> _Given data_:

↓↓↓

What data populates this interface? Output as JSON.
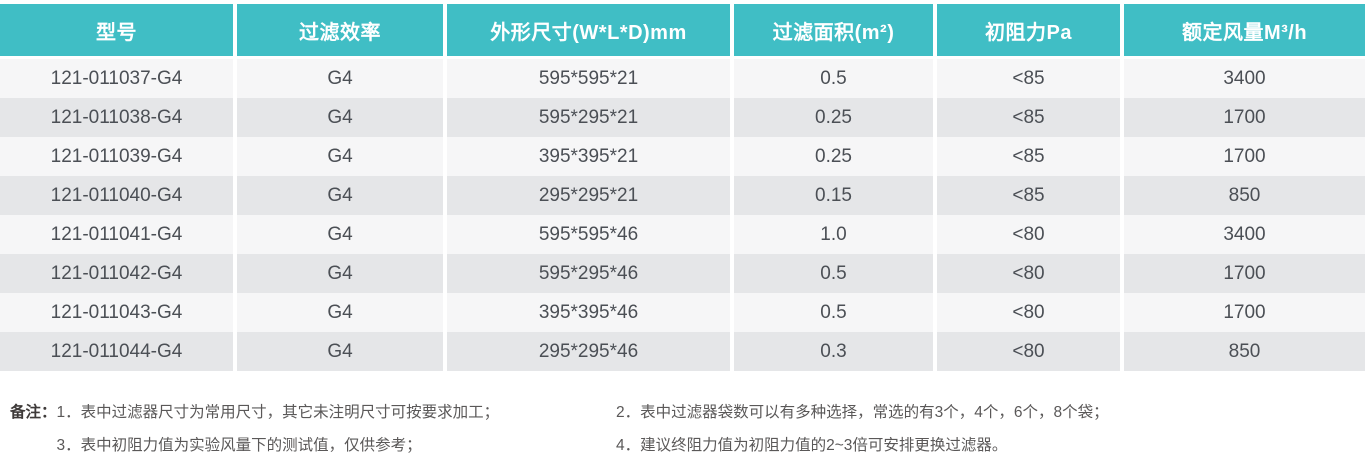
{
  "colors": {
    "header_bg": "#40BEC5",
    "header_text": "#FFFFFF",
    "row_light": "#F6F6F7",
    "row_dark": "#E5E6E8",
    "body_text": "#4B4F55",
    "note_text": "#5A5858"
  },
  "table": {
    "columns": [
      "型号",
      "过滤效率",
      "外形尺寸(W*L*D)mm",
      "过滤面积(m²)",
      "初阻力Pa",
      "额定风量M³/h"
    ],
    "rows": [
      [
        "121-011037-G4",
        "G4",
        "595*595*21",
        "0.5",
        "<85",
        "3400"
      ],
      [
        "121-011038-G4",
        "G4",
        "595*295*21",
        "0.25",
        "<85",
        "1700"
      ],
      [
        "121-011039-G4",
        "G4",
        "395*395*21",
        "0.25",
        "<85",
        "1700"
      ],
      [
        "121-011040-G4",
        "G4",
        "295*295*21",
        "0.15",
        "<85",
        "850"
      ],
      [
        "121-011041-G4",
        "G4",
        "595*595*46",
        "1.0",
        "<80",
        "3400"
      ],
      [
        "121-011042-G4",
        "G4",
        "595*295*46",
        "0.5",
        "<80",
        "1700"
      ],
      [
        "121-011043-G4",
        "G4",
        "395*395*46",
        "0.5",
        "<80",
        "1700"
      ],
      [
        "121-011044-G4",
        "G4",
        "295*295*46",
        "0.3",
        "<80",
        "850"
      ]
    ]
  },
  "notes": {
    "label": "备注：",
    "note1": "1．表中过滤器尺寸为常用尺寸，其它未注明尺寸可按要求加工；",
    "note2": "2．表中过滤器袋数可以有多种选择，常选的有3个，4个，6个，8个袋；",
    "note3": "3．表中初阻力值为实验风量下的测试值，仅供参考；",
    "note4": "4．建议终阻力值为初阻力值的2~3倍可安排更换过滤器。"
  }
}
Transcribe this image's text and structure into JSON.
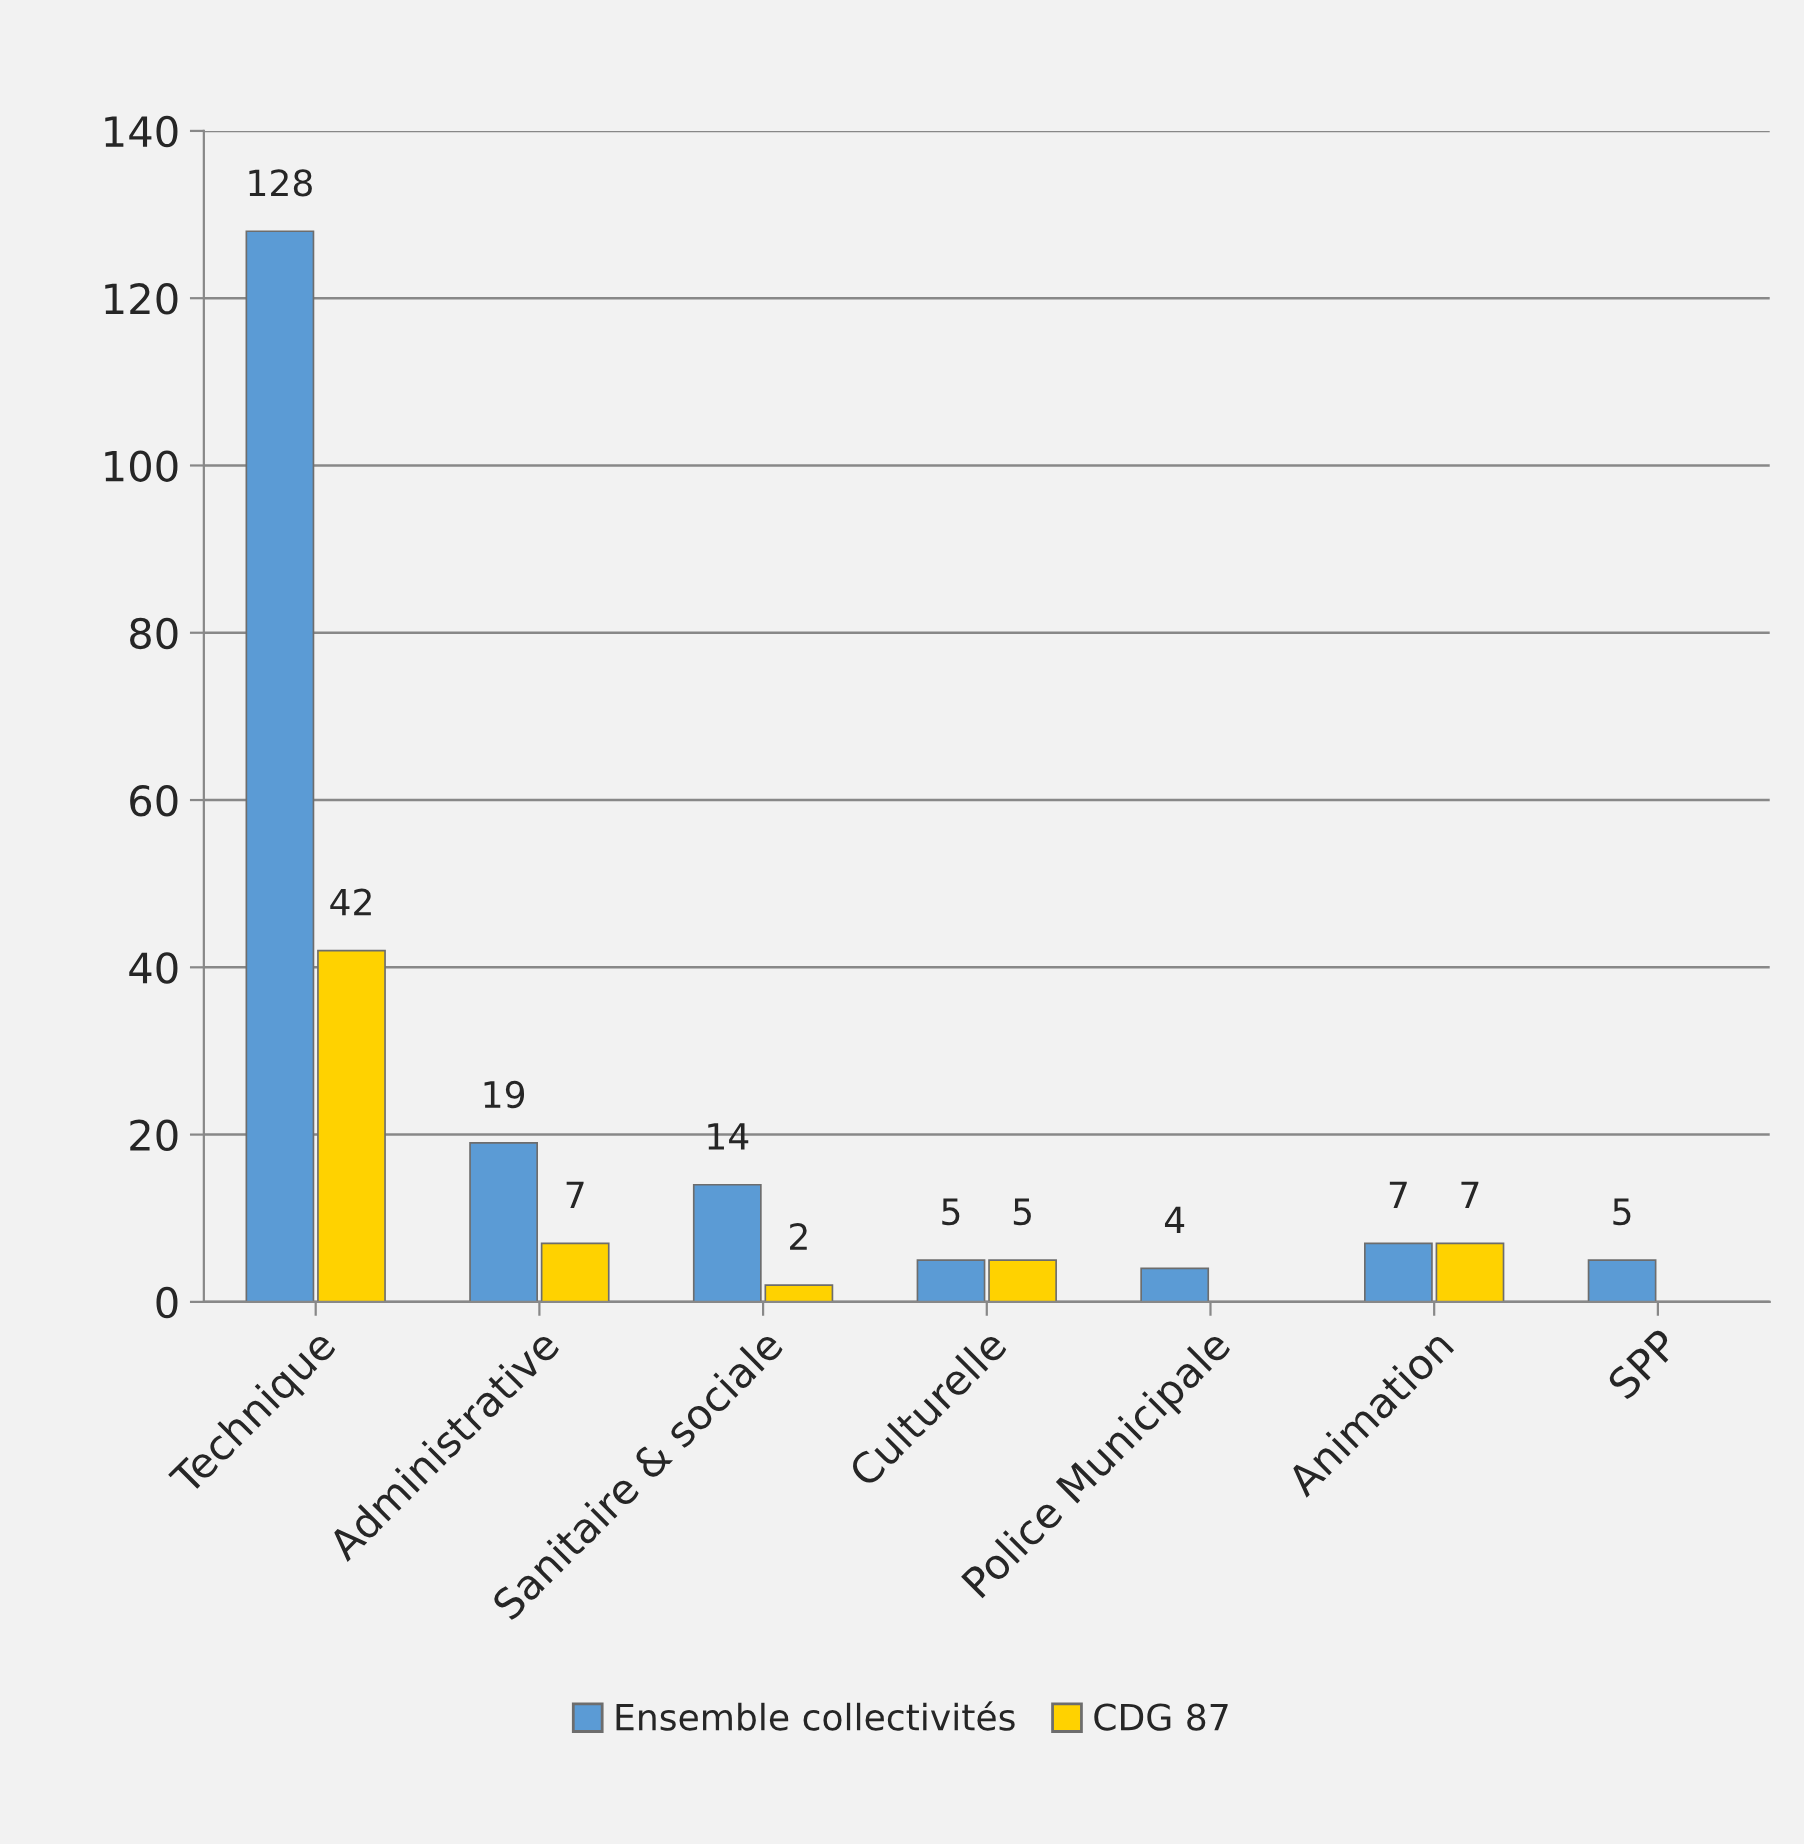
{
  "chart_data": {
    "type": "bar",
    "categories": [
      "Technique",
      "Administrative",
      "Sanitaire & sociale",
      "Culturelle",
      "Police Municipale",
      "Animation",
      "SPP"
    ],
    "series": [
      {
        "name": "Ensemble collectivités",
        "color": "#5b9bd5",
        "values": [
          128,
          19,
          14,
          5,
          4,
          7,
          5
        ]
      },
      {
        "name": "CDG 87",
        "color": "#ffd200",
        "values": [
          42,
          7,
          2,
          5,
          null,
          7,
          null
        ]
      }
    ],
    "ylim": [
      0,
      140
    ],
    "yticks": [
      0,
      20,
      40,
      60,
      80,
      100,
      120,
      140
    ],
    "grid": "y",
    "legend": "bottom",
    "data_labels": true
  }
}
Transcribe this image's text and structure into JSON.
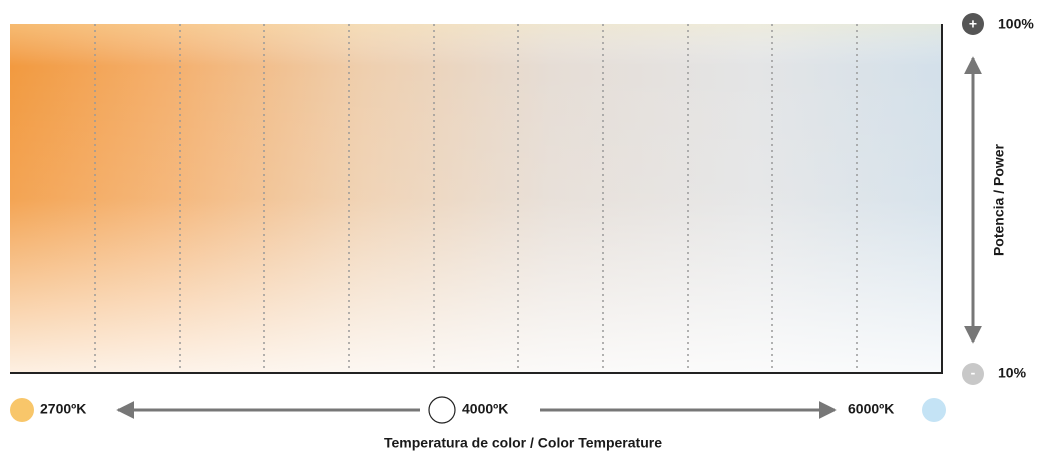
{
  "diagram": {
    "power": {
      "max_sign": "+",
      "max": "100%",
      "min_sign": "-",
      "min": "10%",
      "label": "Potencia / Power"
    },
    "temperature": {
      "warm": "2700ºK",
      "neutral": "4000ºK",
      "cool": "6000ºK",
      "label": "Temperatura de color / Color Temperature"
    }
  }
}
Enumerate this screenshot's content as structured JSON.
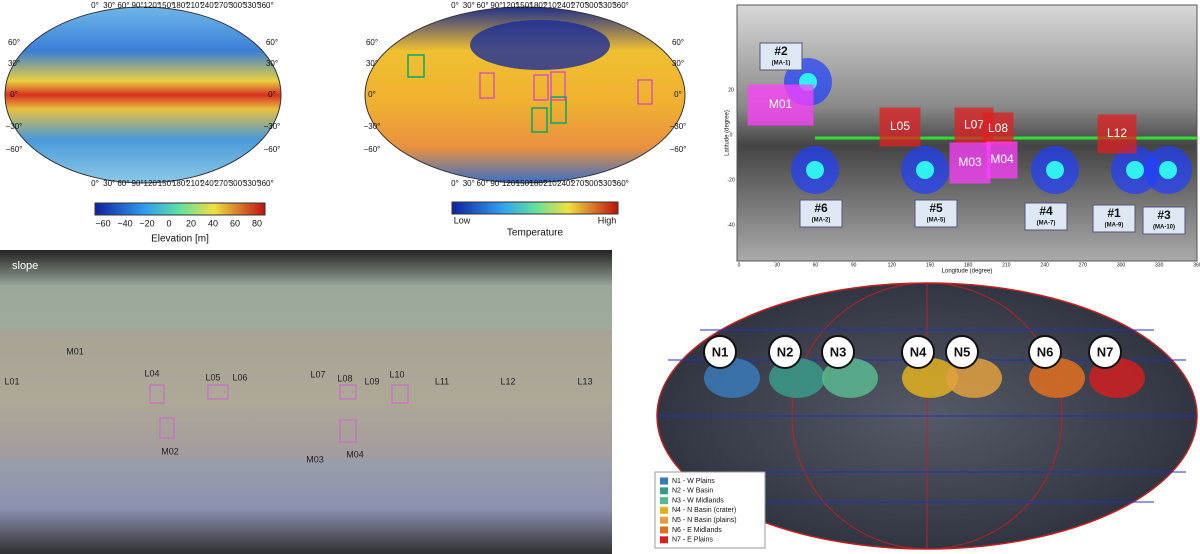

↑↑↑

> _The exercise_: Return to the listing above and set it down exactly, leaving out its pictures.

> _Answer to this task_:
What data populates this interface? Output as JSON.
{
  "colors": {
    "header_bg": "#40BEC5",
    "header_text": "#FFFFFF",
    "row_light": "#F6F6F7",
    "row_dark": "#E5E6E8",
    "body_text": "#4B4F55",
    "note_text": "#5A5858"
  },
  "table": {
    "columns": [
      "型号",
      "过滤效率",
      "外形尺寸(W*L*D)mm",
      "过滤面积(m²)",
      "初阻力Pa",
      "额定风量M³/h"
    ],
    "rows": [
      [
        "121-011037-G4",
        "G4",
        "595*595*21",
        "0.5",
        "<85",
        "3400"
      ],
      [
        "121-011038-G4",
        "G4",
        "595*295*21",
        "0.25",
        "<85",
        "1700"
      ],
      [
        "121-011039-G4",
        "G4",
        "395*395*21",
        "0.25",
        "<85",
        "1700"
      ],
      [
        "121-011040-G4",
        "G4",
        "295*295*21",
        "0.15",
        "<85",
        "850"
      ],
      [
        "121-011041-G4",
        "G4",
        "595*595*46",
        "1.0",
        "<80",
        "3400"
      ],
      [
        "121-011042-G4",
        "G4",
        "595*295*46",
        "0.5",
        "<80",
        "1700"
      ],
      [
        "121-011043-G4",
        "G4",
        "395*395*46",
        "0.5",
        "<80",
        "1700"
      ],
      [
        "121-011044-G4",
        "G4",
        "295*295*46",
        "0.3",
        "<80",
        "850"
      ]
    ]
  },
  "notes": {
    "label": "备注：",
    "note1": "1．表中过滤器尺寸为常用尺寸，其它未注明尺寸可按要求加工；",
    "note2": "2．表中过滤器袋数可以有多种选择，常选的有3个，4个，6个，8个袋；",
    "note3": "3．表中初阻力值为实验风量下的测试值，仅供参考；",
    "note4": "4．建议终阻力值为初阻力值的2~3倍可安排更换过滤器。"
  }
}
Transcribe this image's text and structure into JSON.
{
  "chart_data": {
    "type": "bar",
    "categories": [
      "Technique",
      "Administrative",
      "Sanitaire & sociale",
      "Culturelle",
      "Police Municipale",
      "Animation",
      "SPP"
    ],
    "series": [
      {
        "name": "Ensemble collectivités",
        "color": "#5b9bd5",
        "values": [
          128,
          19,
          14,
          5,
          4,
          7,
          5
        ]
      },
      {
        "name": "CDG 87",
        "color": "#ffd200",
        "values": [
          42,
          7,
          2,
          5,
          null,
          7,
          null
        ]
      }
    ],
    "ylim": [
      0,
      140
    ],
    "yticks": [
      0,
      20,
      40,
      60,
      80,
      100,
      120,
      140
    ],
    "grid": "y",
    "legend": "bottom",
    "data_labels": true
  }
}
Transcribe this image's text and structure into JSON.
{
  "diagram": {
    "power": {
      "max_sign": "+",
      "max": "100%",
      "min_sign": "-",
      "min": "10%",
      "label": "Potencia / Power"
    },
    "temperature": {
      "warm": "2700ºK",
      "neutral": "4000ºK",
      "cool": "6000ºK",
      "label": "Temperatura de color / Color Temperature"
    }
  }
}
Enumerate this screenshot's content as structured JSON.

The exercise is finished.